* Text shown
══════
Submitted Photo Alexie Kindy, Leticia Vieira, Alaina Gochanour, Houston Head, Heili Burgardt, Madalyn Meagher, Hadley Geigle.

On Friday and Sunday, dancers from Rinat Mouzafarov’s Institution of Dance and Ballet Theater will pair with the Western Plains Opera to perform Orpheus in the Underworld.

Mouzafarov has worked with Western Plains Opera for 24 years and considers it a great honor. His dancers have worked hard in the last few weeks to prepare for this performance. They will add a huge element to the operetta.

“It’s a beautiful art. This operetta is very famous all around the world. You go to London, Moscow, Paris, Italy – they all know it and it is very famous,” Mouzafarov said about the chosen piece.

“Orpheus in the Underworld” is the first of Offenbach’s outrageously funny parodies of Greek mythology. It is a comic version of the classic legend of Orpheus’ pursuit of his wife, Eurydice, who is carried off to Hades by Pluto – much to the annoyance of Jupiter. It involves nymphs, shepherds, gods and goddesses, with the fun reaching its climax in the riotous and well-known “Can-Can.”

This performance is described as a good family operetta, with humor and story for almost all ages to enjoy.

“Ours is Minot’s biggest and most expensive production every year with professional guest singers and a full orchestra, fantastic sets and lighting and the full use of all the stage technology that Anne Nicole Nelson Hall has to offer,” said Eric Furuseth, Minot State professor and member of the opera company.

The many guest artists this year are Carlos Feliciano, a tenor who is a native of Puerto Rico, Minot State Choir Director Carlos Vieira, Clara Rottsolk, tenor singer David Guzman, and soprano singer Julie Wright-Costa.

The conductor for Orpheus in the Underworld is Efrain Amaya, music director of the Minot Symphony Orchestra and assistant professor at MSU. Julie Wright-Costa will be the stage director.

“Operettas involve dance, dialogue, and singing. You have to be, in today’s terms of musical theater, a triple threat except the music is much more of a classical approach, but I love this art form for that reason because it allows us all to come together with our different skills to create a beautiful and expressive performance,” Wright-Costa said.

During the interview, Mouzafarov and Wright-Costa talked very highly of each other and showed how well and how closely everyone works to prepare and put together a production here in Minot.

“His dancers are so disciplined. Their skill is world-class level,” Wright-Costa said when talking about the dancers.

The performance will take place two nights, Friday at 7:30 p.m. and Sunday at 3 p.m. at Minot State’s Ann Nicole Nelson Hall.

Tickets are available online, by phone, or at the door and cost $15 to $25 depending on seating. Sales at the door will begin one hour before the show.
══════
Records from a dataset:
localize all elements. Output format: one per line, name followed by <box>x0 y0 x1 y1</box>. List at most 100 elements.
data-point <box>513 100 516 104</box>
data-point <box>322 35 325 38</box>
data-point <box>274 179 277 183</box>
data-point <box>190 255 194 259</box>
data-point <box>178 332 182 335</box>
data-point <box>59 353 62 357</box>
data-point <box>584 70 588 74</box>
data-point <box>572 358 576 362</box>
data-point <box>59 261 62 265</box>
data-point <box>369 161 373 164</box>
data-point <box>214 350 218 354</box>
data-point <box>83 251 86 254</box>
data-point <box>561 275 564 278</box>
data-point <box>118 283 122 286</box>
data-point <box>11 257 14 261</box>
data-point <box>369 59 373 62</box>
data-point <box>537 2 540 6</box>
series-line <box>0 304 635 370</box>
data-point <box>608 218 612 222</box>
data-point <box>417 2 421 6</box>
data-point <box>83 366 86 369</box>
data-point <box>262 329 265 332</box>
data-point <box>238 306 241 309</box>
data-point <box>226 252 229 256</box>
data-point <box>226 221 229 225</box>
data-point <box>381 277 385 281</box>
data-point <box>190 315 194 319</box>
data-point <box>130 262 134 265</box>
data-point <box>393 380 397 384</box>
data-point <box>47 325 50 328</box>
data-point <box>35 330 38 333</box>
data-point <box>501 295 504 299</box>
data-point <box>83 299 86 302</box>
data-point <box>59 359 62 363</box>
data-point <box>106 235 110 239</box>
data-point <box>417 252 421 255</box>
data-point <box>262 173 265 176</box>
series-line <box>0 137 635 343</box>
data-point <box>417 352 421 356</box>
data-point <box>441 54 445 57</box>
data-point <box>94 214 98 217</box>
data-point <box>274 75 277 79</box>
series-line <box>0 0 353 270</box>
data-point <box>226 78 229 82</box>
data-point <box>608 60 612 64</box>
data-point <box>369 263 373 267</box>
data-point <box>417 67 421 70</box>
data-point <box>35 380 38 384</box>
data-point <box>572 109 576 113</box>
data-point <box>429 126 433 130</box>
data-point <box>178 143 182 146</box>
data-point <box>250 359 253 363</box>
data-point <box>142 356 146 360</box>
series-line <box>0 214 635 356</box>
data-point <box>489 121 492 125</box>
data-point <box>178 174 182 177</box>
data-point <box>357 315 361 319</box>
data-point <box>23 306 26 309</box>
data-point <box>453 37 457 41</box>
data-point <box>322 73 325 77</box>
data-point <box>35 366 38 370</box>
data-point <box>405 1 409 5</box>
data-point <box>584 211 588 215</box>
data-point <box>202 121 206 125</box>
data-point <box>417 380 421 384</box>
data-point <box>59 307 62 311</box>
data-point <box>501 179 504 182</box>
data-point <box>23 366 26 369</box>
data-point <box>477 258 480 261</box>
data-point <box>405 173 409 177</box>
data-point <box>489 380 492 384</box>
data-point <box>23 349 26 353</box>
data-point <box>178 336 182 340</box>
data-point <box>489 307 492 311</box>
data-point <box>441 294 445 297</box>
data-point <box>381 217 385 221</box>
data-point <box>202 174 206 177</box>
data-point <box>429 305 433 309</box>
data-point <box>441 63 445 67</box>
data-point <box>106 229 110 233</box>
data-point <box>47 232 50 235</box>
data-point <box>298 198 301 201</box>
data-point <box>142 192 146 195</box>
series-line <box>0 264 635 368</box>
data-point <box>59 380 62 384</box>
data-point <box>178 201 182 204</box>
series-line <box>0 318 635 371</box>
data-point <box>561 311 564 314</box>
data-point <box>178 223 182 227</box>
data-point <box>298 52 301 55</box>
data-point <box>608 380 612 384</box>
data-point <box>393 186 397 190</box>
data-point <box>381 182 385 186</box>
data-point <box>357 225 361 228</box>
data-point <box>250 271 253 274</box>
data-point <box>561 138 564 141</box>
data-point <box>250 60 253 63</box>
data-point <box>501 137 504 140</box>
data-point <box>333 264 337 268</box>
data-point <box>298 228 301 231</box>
══════
* Prompt 1
Please reproduce, word for word, the part of the operetta article that opens with the words containing "Submitted Photo Alexie" and closes with "to the operetta.".
* Prompt 2
Quote the entries verbatim, from their first line through the line containing "data-point <box>23 306 26 309</box>", both included, and nothing beyond that.

* Task response 1
Submitted Photo Alexie Kindy, Leticia Vieira, Alaina Gochanour, Houston Head, Heili Burgardt, Madalyn Meagher, Hadley Geigle.

On Friday and Sunday, dancers from Rinat Mouzafarov’s Institution of Dance and Ballet Theater will pair with the Western Plains Opera to perform Orpheus in the Underworld.

Mouzafarov has worked with Western Plains Opera for 24 years and considers it a great honor. His dancers have worked hard in the last few weeks to prepare for this performance. They will add a huge element to the operetta.

* Task response 2
localize all elements. Output format: one per line, name followed by <box>x0 y0 x1 y1</box>. List at most 100 elements.
data-point <box>513 100 516 104</box>
data-point <box>322 35 325 38</box>
data-point <box>274 179 277 183</box>
data-point <box>190 255 194 259</box>
data-point <box>178 332 182 335</box>
data-point <box>59 353 62 357</box>
data-point <box>584 70 588 74</box>
data-point <box>572 358 576 362</box>
data-point <box>59 261 62 265</box>
data-point <box>369 161 373 164</box>
data-point <box>214 350 218 354</box>
data-point <box>83 251 86 254</box>
data-point <box>561 275 564 278</box>
data-point <box>118 283 122 286</box>
data-point <box>11 257 14 261</box>
data-point <box>369 59 373 62</box>
data-point <box>537 2 540 6</box>
series-line <box>0 304 635 370</box>
data-point <box>608 218 612 222</box>
data-point <box>417 2 421 6</box>
data-point <box>83 366 86 369</box>
data-point <box>262 329 265 332</box>
data-point <box>238 306 241 309</box>
data-point <box>226 252 229 256</box>
data-point <box>226 221 229 225</box>
data-point <box>381 277 385 281</box>
data-point <box>190 315 194 319</box>
data-point <box>130 262 134 265</box>
data-point <box>393 380 397 384</box>
data-point <box>47 325 50 328</box>
data-point <box>35 330 38 333</box>
data-point <box>501 295 504 299</box>
data-point <box>83 299 86 302</box>
data-point <box>59 359 62 363</box>
data-point <box>106 235 110 239</box>
data-point <box>417 252 421 255</box>
data-point <box>262 173 265 176</box>
series-line <box>0 137 635 343</box>
data-point <box>417 352 421 356</box>
data-point <box>441 54 445 57</box>
data-point <box>94 214 98 217</box>
data-point <box>274 75 277 79</box>
series-line <box>0 0 353 270</box>
data-point <box>226 78 229 82</box>
data-point <box>608 60 612 64</box>
data-point <box>369 263 373 267</box>
data-point <box>417 67 421 70</box>
data-point <box>35 380 38 384</box>
data-point <box>572 109 576 113</box>
data-point <box>429 126 433 130</box>
data-point <box>178 143 182 146</box>
data-point <box>250 359 253 363</box>
data-point <box>142 356 146 360</box>
series-line <box>0 214 635 356</box>
data-point <box>489 121 492 125</box>
data-point <box>178 174 182 177</box>
data-point <box>357 315 361 319</box>
data-point <box>23 306 26 309</box>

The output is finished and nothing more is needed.